───── Given records ─────
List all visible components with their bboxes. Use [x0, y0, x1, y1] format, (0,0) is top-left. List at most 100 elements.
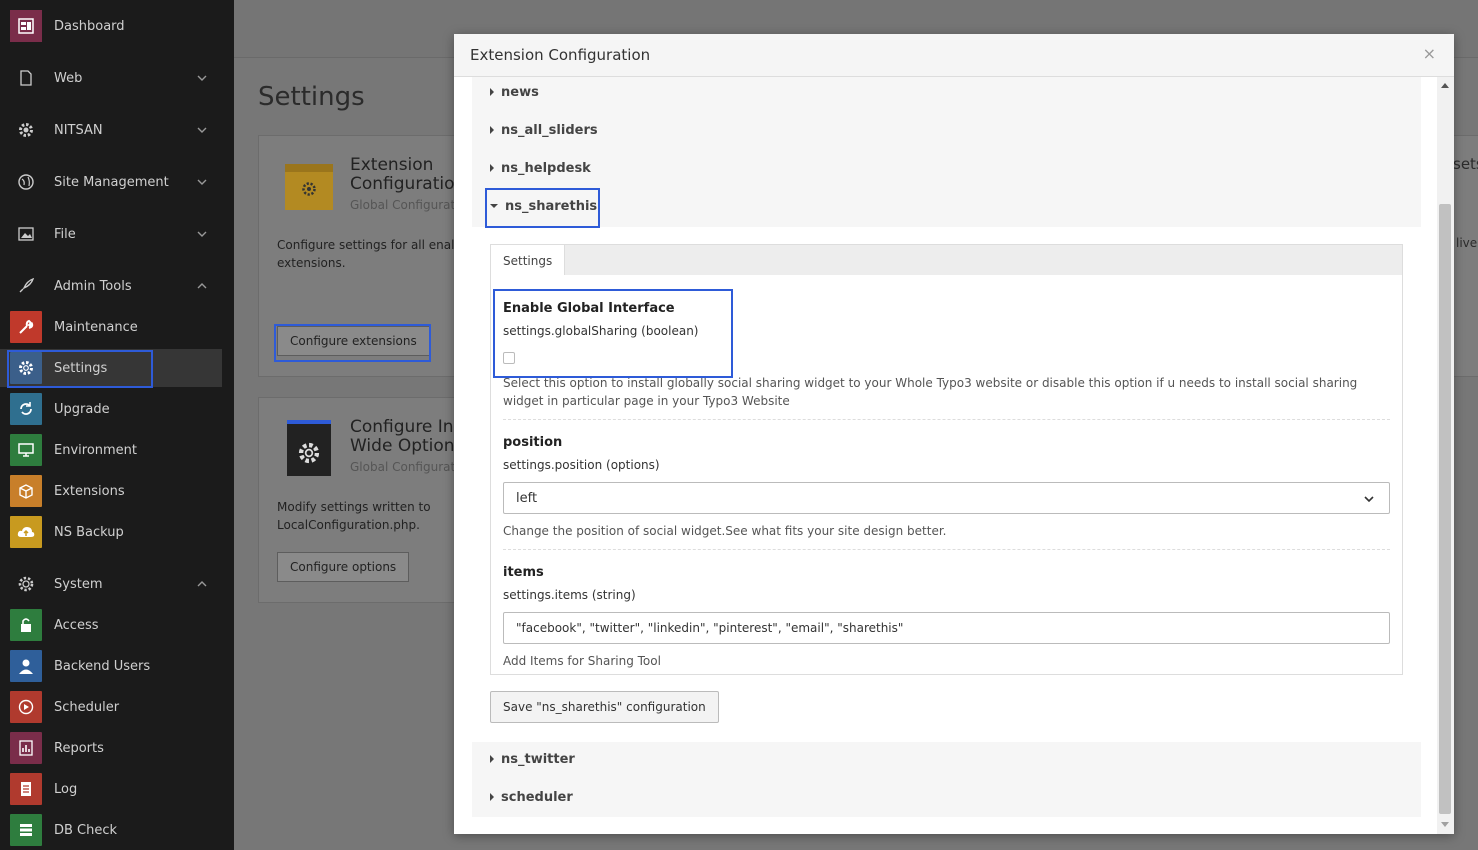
- sidebar-item-label: Log: [54, 781, 78, 797]
- right-fragment-text: sets: [1453, 155, 1478, 173]
- chevron-down-icon: [197, 231, 207, 237]
- caret-right-icon: [490, 755, 494, 763]
- database-icon: [10, 814, 42, 846]
- globe-icon: [10, 166, 42, 198]
- card-desc-line1: Modify settings written to: [277, 500, 431, 514]
- sidebar-item-maintenance[interactable]: Maintenance: [0, 308, 234, 346]
- sidebar-item-label: System: [54, 576, 103, 592]
- sidebar-item-log[interactable]: Log: [0, 770, 234, 808]
- sidebar-item-dashboard[interactable]: Dashboard: [0, 6, 234, 46]
- gear-icon: [10, 114, 42, 146]
- position-select[interactable]: left: [503, 482, 1390, 514]
- sidebar-item-scheduler[interactable]: Scheduler: [0, 688, 234, 726]
- sidebar-item-access[interactable]: Access: [0, 606, 234, 644]
- sidebar-item-reports[interactable]: Reports: [0, 729, 234, 767]
- extension-configuration-modal: Extension Configuration × news ns_all_sl…: [454, 34, 1454, 834]
- sidebar-item-label: Upgrade: [54, 401, 110, 417]
- sidebar-item-label: NITSAN: [54, 122, 103, 138]
- field-divider: [503, 549, 1390, 550]
- web-page-icon: [10, 62, 42, 94]
- caret-right-icon: [490, 793, 494, 801]
- extension-row-scheduler[interactable]: scheduler: [472, 778, 1421, 816]
- gear-document-icon: [287, 420, 331, 476]
- sidebar: Dashboard Web NITSAN Site Management Fil…: [0, 0, 234, 850]
- extension-list: news ns_all_sliders ns_helpdesk ns_share…: [472, 77, 1421, 817]
- sidebar-item-label: Web: [54, 70, 83, 86]
- sidebar-item-label: Environment: [54, 442, 138, 458]
- chevron-down-icon: [197, 179, 207, 185]
- box-icon: [10, 475, 42, 507]
- sidebar-item-label: Admin Tools: [54, 278, 132, 294]
- tab-settings[interactable]: Settings: [491, 245, 566, 277]
- wrench-icon: [10, 311, 42, 343]
- sidebar-item-label: NS Backup: [54, 524, 124, 540]
- scrollbar-thumb[interactable]: [1439, 204, 1451, 814]
- cloud-upload-icon: [10, 516, 42, 548]
- field-key-position: settings.position (options): [503, 458, 660, 472]
- extension-name: scheduler: [501, 789, 573, 805]
- sidebar-group-system[interactable]: System: [0, 564, 234, 604]
- sidebar-item-extensions[interactable]: Extensions: [0, 472, 234, 510]
- scroll-up-icon[interactable]: [1441, 83, 1449, 88]
- card-desc-line2: LocalConfiguration.php.: [277, 518, 420, 532]
- sidebar-item-ns-backup[interactable]: NS Backup: [0, 513, 234, 551]
- sidebar-item-label: Access: [54, 617, 99, 633]
- ns-sharethis-highlight-box: [485, 188, 600, 228]
- sidebar-group-site-management[interactable]: Site Management: [0, 162, 234, 202]
- sidebar-group-file[interactable]: File: [0, 214, 234, 254]
- extension-row-ns-twitter[interactable]: ns_twitter: [472, 740, 1421, 778]
- chevron-down-icon: [1364, 496, 1374, 503]
- extension-row-ns-sharethis[interactable]: ns_sharethis: [472, 187, 1421, 225]
- right-fragment-text: live: [1456, 236, 1478, 250]
- tab-bar: Settings: [490, 244, 1403, 277]
- sidebar-item-backend-users[interactable]: Backend Users: [0, 647, 234, 685]
- caret-right-icon: [490, 88, 494, 96]
- monitor-icon: [10, 434, 42, 466]
- modal-body: news ns_all_sliders ns_helpdesk ns_share…: [454, 77, 1454, 834]
- extension-row-ns-all-sliders[interactable]: ns_all_sliders: [472, 111, 1421, 149]
- sidebar-item-label: Scheduler: [54, 699, 120, 715]
- card-subtitle: Global Configurat: [350, 198, 456, 212]
- sidebar-item-label: Reports: [54, 740, 104, 756]
- sidebar-group-admin-tools[interactable]: Admin Tools: [0, 266, 234, 306]
- field-title-position: position: [503, 435, 563, 450]
- user-icon: [10, 650, 42, 682]
- card-title-line2: Wide Options: [350, 436, 464, 456]
- scroll-down-icon[interactable]: [1441, 822, 1449, 827]
- sidebar-item-label: Dashboard: [54, 18, 125, 34]
- field-divider: [503, 419, 1390, 420]
- report-icon: [10, 732, 42, 764]
- card-desc-line2: extensions.: [277, 256, 346, 270]
- field-desc-line2: widget in particular page in your Typo3 …: [503, 394, 790, 408]
- chevron-up-icon: [197, 283, 207, 289]
- save-configuration-button[interactable]: Save "ns_sharethis" configuration: [490, 691, 719, 723]
- rocket-icon: [10, 270, 42, 302]
- caret-right-icon: [490, 164, 494, 172]
- field-title-items: items: [503, 565, 544, 580]
- modal-header: Extension Configuration ×: [454, 34, 1454, 77]
- sidebar-item-label: Extensions: [54, 483, 125, 499]
- chevron-up-icon: [197, 581, 207, 587]
- box-gear-icon: [285, 164, 333, 210]
- chevron-down-icon: [197, 127, 207, 133]
- extension-name: ns_all_sliders: [501, 122, 598, 138]
- close-icon[interactable]: ×: [1423, 44, 1436, 63]
- sidebar-group-web[interactable]: Web: [0, 58, 234, 98]
- extension-row-news[interactable]: news: [472, 77, 1421, 111]
- configure-options-button[interactable]: Configure options: [277, 552, 410, 582]
- image-icon: [10, 218, 42, 250]
- sidebar-item-label: File: [54, 226, 76, 242]
- card-title-line2: Configuration: [350, 174, 466, 194]
- sidebar-item-db-check[interactable]: DB Check: [0, 811, 234, 849]
- card-subtitle: Global Configurat: [350, 460, 456, 474]
- modal-title: Extension Configuration: [470, 46, 651, 64]
- gear-outline-icon: [10, 568, 42, 600]
- sidebar-group-nitsan[interactable]: NITSAN: [0, 110, 234, 150]
- sidebar-item-environment[interactable]: Environment: [0, 431, 234, 469]
- caret-right-icon: [490, 126, 494, 134]
- extension-row-ns-helpdesk[interactable]: ns_helpdesk: [472, 149, 1421, 187]
- items-input[interactable]: [503, 612, 1390, 644]
- field-key-items: settings.items (string): [503, 588, 636, 602]
- field-desc-position: Change the position of social widget.See…: [503, 524, 947, 538]
- sidebar-item-upgrade[interactable]: Upgrade: [0, 390, 234, 428]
─────
▶ _Problem requirements_
Copy out the lines above word for word, leaving out the pictures.

▶ _Answer for this exercise_
List all visible components with their bboxes. Use [x0, y0, x1, y1] format, (0,0) is top-left. List at most 100 elements.
- sidebar-item-label: Log: [54, 781, 78, 797]
- right-fragment-text: sets: [1453, 155, 1478, 173]
- chevron-down-icon: [197, 231, 207, 237]
- caret-right-icon: [490, 755, 494, 763]
- database-icon: [10, 814, 42, 846]
- globe-icon: [10, 166, 42, 198]
- card-desc-line1: Modify settings written to: [277, 500, 431, 514]
- sidebar-item-maintenance[interactable]: Maintenance: [0, 308, 234, 346]
- sidebar-item-label: System: [54, 576, 103, 592]
- sidebar-item-log[interactable]: Log: [0, 770, 234, 808]
- sidebar-item-dashboard[interactable]: Dashboard: [0, 6, 234, 46]
- gear-icon: [10, 114, 42, 146]
- position-select[interactable]: left: [503, 482, 1390, 514]
- sidebar-item-scheduler[interactable]: Scheduler: [0, 688, 234, 726]
- sidebar-item-access[interactable]: Access: [0, 606, 234, 644]
- sidebar-item-reports[interactable]: Reports: [0, 729, 234, 767]
- extension-configuration-modal: Extension Configuration × news ns_all_sl…: [454, 34, 1454, 834]
- sidebar-item-label: Upgrade: [54, 401, 110, 417]
- sidebar-item-label: NITSAN: [54, 122, 103, 138]
- field-divider: [503, 549, 1390, 550]
- web-page-icon: [10, 62, 42, 94]
- caret-right-icon: [490, 793, 494, 801]
- extension-row-scheduler[interactable]: scheduler: [472, 778, 1421, 816]
- gear-document-icon: [287, 420, 331, 476]
- sidebar: Dashboard Web NITSAN Site Management Fil…: [0, 0, 234, 850]
- extension-list: news ns_all_sliders ns_helpdesk ns_share…: [472, 77, 1421, 817]
- sidebar-item-label: Web: [54, 70, 83, 86]
- sidebar-item-label: Environment: [54, 442, 138, 458]
- chevron-down-icon: [197, 179, 207, 185]
- box-icon: [10, 475, 42, 507]
- sidebar-item-label: Admin Tools: [54, 278, 132, 294]
- tab-settings[interactable]: Settings: [491, 245, 566, 277]
- wrench-icon: [10, 311, 42, 343]
- sidebar-item-label: NS Backup: [54, 524, 124, 540]
- scrollbar-thumb[interactable]: [1439, 204, 1451, 814]
- cloud-upload-icon: [10, 516, 42, 548]
- field-key-position: settings.position (options): [503, 458, 660, 472]
- extension-name: scheduler: [501, 789, 573, 805]
- sidebar-group-system[interactable]: System: [0, 564, 234, 604]
- sidebar-item-extensions[interactable]: Extensions: [0, 472, 234, 510]
- scroll-up-icon[interactable]: [1441, 83, 1449, 88]
- card-desc-line2: LocalConfiguration.php.: [277, 518, 420, 532]
- sidebar-item-ns-backup[interactable]: NS Backup: [0, 513, 234, 551]
- sidebar-item-label: Access: [54, 617, 99, 633]
- ns-sharethis-highlight-box: [485, 188, 600, 228]
- sidebar-group-site-management[interactable]: Site Management: [0, 162, 234, 202]
- sidebar-group-file[interactable]: File: [0, 214, 234, 254]
- extension-row-ns-twitter[interactable]: ns_twitter: [472, 740, 1421, 778]
- chevron-down-icon: [1364, 496, 1374, 503]
- extension-row-ns-sharethis[interactable]: ns_sharethis: [472, 187, 1421, 225]
- right-fragment-text: live: [1456, 236, 1478, 250]
- tab-bar: Settings: [490, 244, 1403, 277]
- sidebar-item-backend-users[interactable]: Backend Users: [0, 647, 234, 685]
- caret-right-icon: [490, 88, 494, 96]
- monitor-icon: [10, 434, 42, 466]
- modal-body: news ns_all_sliders ns_helpdesk ns_share…: [454, 77, 1454, 834]
- extension-row-ns-all-sliders[interactable]: ns_all_sliders: [472, 111, 1421, 149]
- sidebar-item-label: Scheduler: [54, 699, 120, 715]
- card-subtitle: Global Configurat: [350, 198, 456, 212]
- sidebar-item-label: Reports: [54, 740, 104, 756]
- sidebar-group-admin-tools[interactable]: Admin Tools: [0, 266, 234, 306]
- field-title-position: position: [503, 435, 563, 450]
- user-icon: [10, 650, 42, 682]
- card-title-line2: Wide Options: [350, 436, 464, 456]
- scroll-down-icon[interactable]: [1441, 822, 1449, 827]
- sidebar-item-label: Dashboard: [54, 18, 125, 34]
- field-divider: [503, 419, 1390, 420]
- report-icon: [10, 732, 42, 764]
- card-desc-line2: extensions.: [277, 256, 346, 270]
- field-desc-line2: widget in particular page in your Typo3 …: [503, 394, 790, 408]
- chevron-up-icon: [197, 283, 207, 289]
- save-configuration-button[interactable]: Save "ns_sharethis" configuration: [490, 691, 719, 723]
- rocket-icon: [10, 270, 42, 302]
- caret-right-icon: [490, 164, 494, 172]
- field-title-items: items: [503, 565, 544, 580]
- modal-header: Extension Configuration ×: [454, 34, 1454, 77]
- sidebar-item-label: Extensions: [54, 483, 125, 499]
- chevron-up-icon: [197, 581, 207, 587]
- box-gear-icon: [285, 164, 333, 210]
- chevron-down-icon: [197, 127, 207, 133]
- extension-name: ns_all_sliders: [501, 122, 598, 138]
- close-icon[interactable]: ×: [1423, 44, 1436, 63]
- sidebar-group-web[interactable]: Web: [0, 58, 234, 98]
- extension-row-news[interactable]: news: [472, 77, 1421, 111]
- configure-options-button[interactable]: Configure options: [277, 552, 410, 582]
- image-icon: [10, 218, 42, 250]
- sidebar-item-label: File: [54, 226, 76, 242]
- card-title-line2: Configuration: [350, 174, 466, 194]
- sidebar-item-db-check[interactable]: DB Check: [0, 811, 234, 849]
- card-subtitle: Global Configurat: [350, 460, 456, 474]
- modal-title: Extension Configuration: [470, 46, 651, 64]
- gear-outline-icon: [10, 568, 42, 600]
- sidebar-group-nitsan[interactable]: NITSAN: [0, 110, 234, 150]
- sidebar-item-environment[interactable]: Environment: [0, 431, 234, 469]
- caret-right-icon: [490, 126, 494, 134]
- extension-row-ns-helpdesk[interactable]: ns_helpdesk: [472, 149, 1421, 187]
- items-input[interactable]: [503, 612, 1390, 644]
- field-key-items: settings.items (string): [503, 588, 636, 602]
- field-desc-position: Change the position of social widget.See…: [503, 524, 947, 538]
- sidebar-item-upgrade[interactable]: Upgrade: [0, 390, 234, 428]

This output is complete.